* START *
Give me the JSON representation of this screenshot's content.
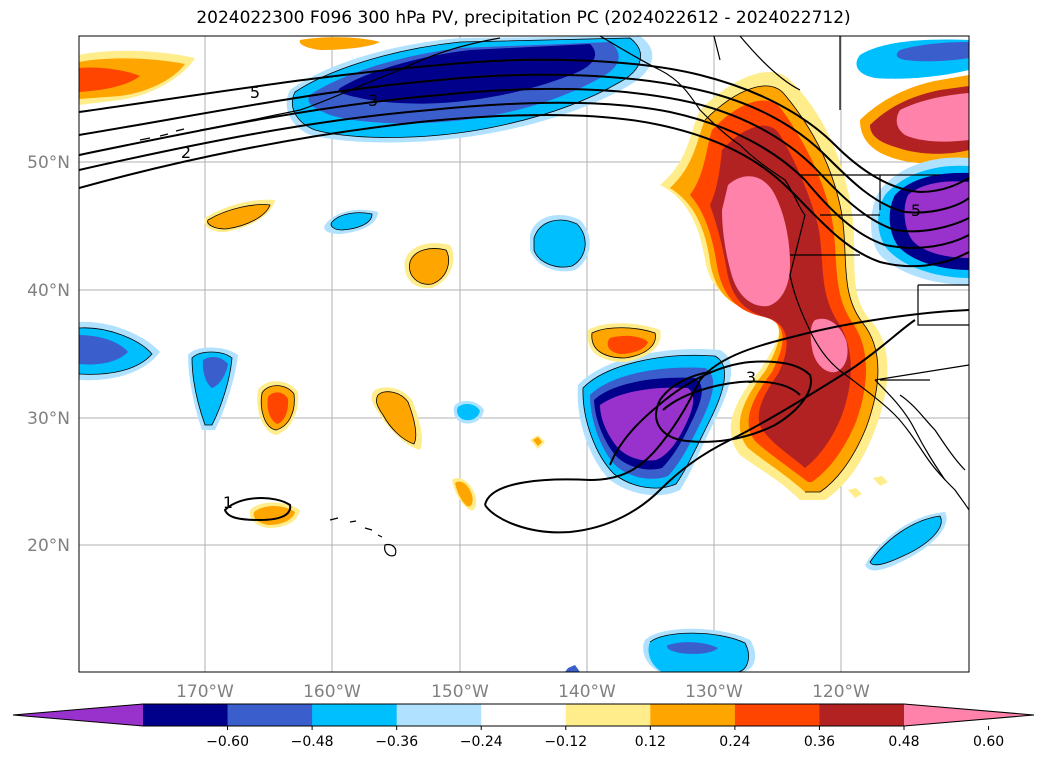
{
  "title": "2024022300 F096 300 hPa PV, precipitation PC (2024022612 - 2024022712)",
  "lat_labels": [
    "50°N",
    "40°N",
    "30°N",
    "20°N"
  ],
  "lon_labels": [
    "170°W",
    "160°W",
    "150°W",
    "140°W",
    "130°W",
    "120°W"
  ],
  "colorbar": {
    "ticks": [
      "−0.60",
      "−0.48",
      "−0.36",
      "−0.24",
      "−0.12",
      "0.12",
      "0.24",
      "0.36",
      "0.48",
      "0.60"
    ],
    "colors": [
      "#9932cc",
      "#00008b",
      "#3a5fcd",
      "#00bfff",
      "#b0e2ff",
      "#ffffff",
      "#ffec8b",
      "#ffa500",
      "#ff4500",
      "#b22222",
      "#ff82ab"
    ]
  },
  "pv_contour_labels": [
    "5",
    "3",
    "2",
    "3",
    "1",
    "5"
  ],
  "colors": {
    "grid": "#b0b0b0",
    "coast": "#000000"
  }
}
* END *
Would you return the data exactly as written, without the pictures?

Give me the JSON representation of this screenshot's content.
{
  "title": "2024022300 F096 300 hPa PV, precipitation PC (2024022612 - 2024022712)",
  "lat_labels": [
    "50°N",
    "40°N",
    "30°N",
    "20°N"
  ],
  "lon_labels": [
    "170°W",
    "160°W",
    "150°W",
    "140°W",
    "130°W",
    "120°W"
  ],
  "colorbar": {
    "ticks": [
      "−0.60",
      "−0.48",
      "−0.36",
      "−0.24",
      "−0.12",
      "0.12",
      "0.24",
      "0.36",
      "0.48",
      "0.60"
    ],
    "colors": [
      "#9932cc",
      "#00008b",
      "#3a5fcd",
      "#00bfff",
      "#b0e2ff",
      "#ffffff",
      "#ffec8b",
      "#ffa500",
      "#ff4500",
      "#b22222",
      "#ff82ab"
    ]
  },
  "pv_contour_labels": [
    "5",
    "3",
    "2",
    "3",
    "1",
    "5"
  ],
  "colors": {
    "grid": "#b0b0b0",
    "coast": "#000000"
  }
}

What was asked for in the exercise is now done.